§ **Problem**:
Give every line again exactly as it appears, please, but not the pictures.

§ **Material shown**:
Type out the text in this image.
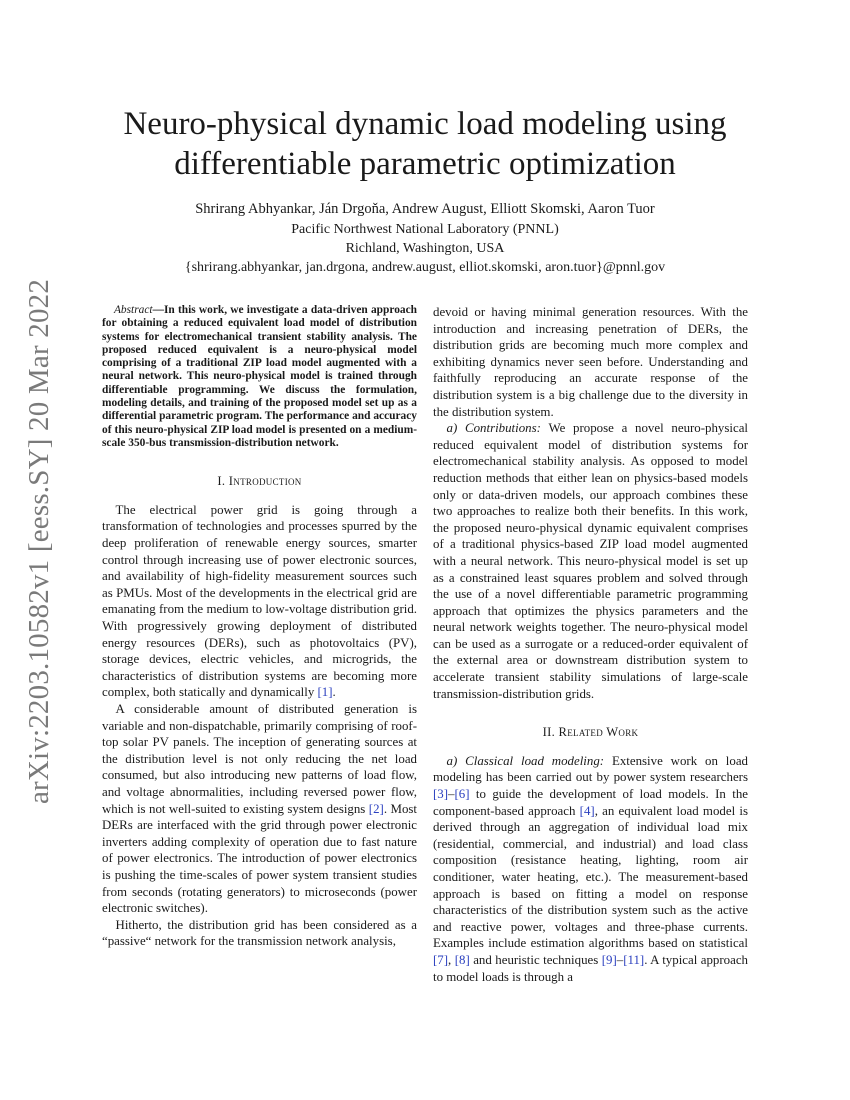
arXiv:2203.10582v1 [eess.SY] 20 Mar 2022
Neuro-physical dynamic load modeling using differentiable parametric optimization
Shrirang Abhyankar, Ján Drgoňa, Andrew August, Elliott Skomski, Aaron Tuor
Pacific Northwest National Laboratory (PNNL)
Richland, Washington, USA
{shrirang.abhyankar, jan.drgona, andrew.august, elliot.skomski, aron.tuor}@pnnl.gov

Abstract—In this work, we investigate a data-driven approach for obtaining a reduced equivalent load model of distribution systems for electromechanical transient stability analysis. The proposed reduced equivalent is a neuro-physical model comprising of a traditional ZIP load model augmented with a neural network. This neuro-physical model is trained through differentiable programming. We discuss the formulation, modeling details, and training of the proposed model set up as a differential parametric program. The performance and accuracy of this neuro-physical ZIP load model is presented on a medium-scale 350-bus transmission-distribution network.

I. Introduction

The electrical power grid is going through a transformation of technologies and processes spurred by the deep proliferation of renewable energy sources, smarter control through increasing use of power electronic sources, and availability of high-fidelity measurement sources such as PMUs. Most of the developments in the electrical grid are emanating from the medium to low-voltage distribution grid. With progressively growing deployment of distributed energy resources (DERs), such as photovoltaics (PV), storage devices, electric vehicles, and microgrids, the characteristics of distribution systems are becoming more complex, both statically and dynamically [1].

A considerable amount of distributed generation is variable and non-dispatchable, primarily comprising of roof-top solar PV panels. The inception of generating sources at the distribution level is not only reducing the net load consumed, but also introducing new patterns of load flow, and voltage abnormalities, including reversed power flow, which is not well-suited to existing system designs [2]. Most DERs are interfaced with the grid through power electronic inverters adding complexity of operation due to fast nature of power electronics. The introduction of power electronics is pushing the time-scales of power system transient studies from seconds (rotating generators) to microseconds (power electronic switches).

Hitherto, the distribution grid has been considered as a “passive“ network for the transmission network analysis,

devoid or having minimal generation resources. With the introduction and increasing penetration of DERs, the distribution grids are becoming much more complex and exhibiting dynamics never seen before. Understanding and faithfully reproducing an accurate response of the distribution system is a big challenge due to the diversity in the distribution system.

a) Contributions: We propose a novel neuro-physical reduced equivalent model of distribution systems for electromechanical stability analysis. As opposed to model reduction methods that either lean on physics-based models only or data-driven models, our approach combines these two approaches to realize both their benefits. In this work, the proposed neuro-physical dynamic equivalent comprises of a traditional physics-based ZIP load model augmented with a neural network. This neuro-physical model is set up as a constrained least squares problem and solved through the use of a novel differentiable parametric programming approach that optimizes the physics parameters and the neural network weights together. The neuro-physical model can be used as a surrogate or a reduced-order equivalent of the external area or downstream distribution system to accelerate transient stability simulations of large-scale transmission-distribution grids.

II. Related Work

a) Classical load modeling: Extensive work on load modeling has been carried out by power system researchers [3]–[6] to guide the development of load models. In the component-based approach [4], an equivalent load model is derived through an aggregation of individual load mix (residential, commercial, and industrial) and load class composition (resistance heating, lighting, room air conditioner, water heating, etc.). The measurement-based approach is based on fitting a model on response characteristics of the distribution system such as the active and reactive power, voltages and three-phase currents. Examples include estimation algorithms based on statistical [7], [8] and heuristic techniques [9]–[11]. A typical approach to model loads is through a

§ **Expected output**:
Type out the text in this image.
arXiv:2203.10582v1 [eess.SY] 20 Mar 2022
Neuro-physical dynamic load modeling using differentiable parametric optimization
Shrirang Abhyankar, Ján Drgoňa, Andrew August, Elliott Skomski, Aaron Tuor
Pacific Northwest National Laboratory (PNNL)
Richland, Washington, USA
{shrirang.abhyankar, jan.drgona, andrew.august, elliot.skomski, aron.tuor}@pnnl.gov

Abstract—In this work, we investigate a data-driven approach for obtaining a reduced equivalent load model of distribution systems for electromechanical transient stability analysis. The proposed reduced equivalent is a neuro-physical model comprising of a traditional ZIP load model augmented with a neural network. This neuro-physical model is trained through differentiable programming. We discuss the formulation, modeling details, and training of the proposed model set up as a differential parametric program. The performance and accuracy of this neuro-physical ZIP load model is presented on a medium-scale 350-bus transmission-distribution network.

I. Introduction

The electrical power grid is going through a transformation of technologies and processes spurred by the deep proliferation of renewable energy sources, smarter control through increasing use of power electronic sources, and availability of high-fidelity measurement sources such as PMUs. Most of the developments in the electrical grid are emanating from the medium to low-voltage distribution grid. With progressively growing deployment of distributed energy resources (DERs), such as photovoltaics (PV), storage devices, electric vehicles, and microgrids, the characteristics of distribution systems are becoming more complex, both statically and dynamically [1].

A considerable amount of distributed generation is variable and non-dispatchable, primarily comprising of roof-top solar PV panels. The inception of generating sources at the distribution level is not only reducing the net load consumed, but also introducing new patterns of load flow, and voltage abnormalities, including reversed power flow, which is not well-suited to existing system designs [2]. Most DERs are interfaced with the grid through power electronic inverters adding complexity of operation due to fast nature of power electronics. The introduction of power electronics is pushing the time-scales of power system transient studies from seconds (rotating generators) to microseconds (power electronic switches).

Hitherto, the distribution grid has been considered as a “passive“ network for the transmission network analysis,

devoid or having minimal generation resources. With the introduction and increasing penetration of DERs, the distribution grids are becoming much more complex and exhibiting dynamics never seen before. Understanding and faithfully reproducing an accurate response of the distribution system is a big challenge due to the diversity in the distribution system.

a) Contributions: We propose a novel neuro-physical reduced equivalent model of distribution systems for electromechanical stability analysis. As opposed to model reduction methods that either lean on physics-based models only or data-driven models, our approach combines these two approaches to realize both their benefits. In this work, the proposed neuro-physical dynamic equivalent comprises of a traditional physics-based ZIP load model augmented with a neural network. This neuro-physical model is set up as a constrained least squares problem and solved through the use of a novel differentiable parametric programming approach that optimizes the physics parameters and the neural network weights together. The neuro-physical model can be used as a surrogate or a reduced-order equivalent of the external area or downstream distribution system to accelerate transient stability simulations of large-scale transmission-distribution grids.

II. Related Work

a) Classical load modeling: Extensive work on load modeling has been carried out by power system researchers [3]–[6] to guide the development of load models. In the component-based approach [4], an equivalent load model is derived through an aggregation of individual load mix (residential, commercial, and industrial) and load class composition (resistance heating, lighting, room air conditioner, water heating, etc.). The measurement-based approach is based on fitting a model on response characteristics of the distribution system such as the active and reactive power, voltages and three-phase currents. Examples include estimation algorithms based on statistical [7], [8] and heuristic techniques [9]–[11]. A typical approach to model loads is through a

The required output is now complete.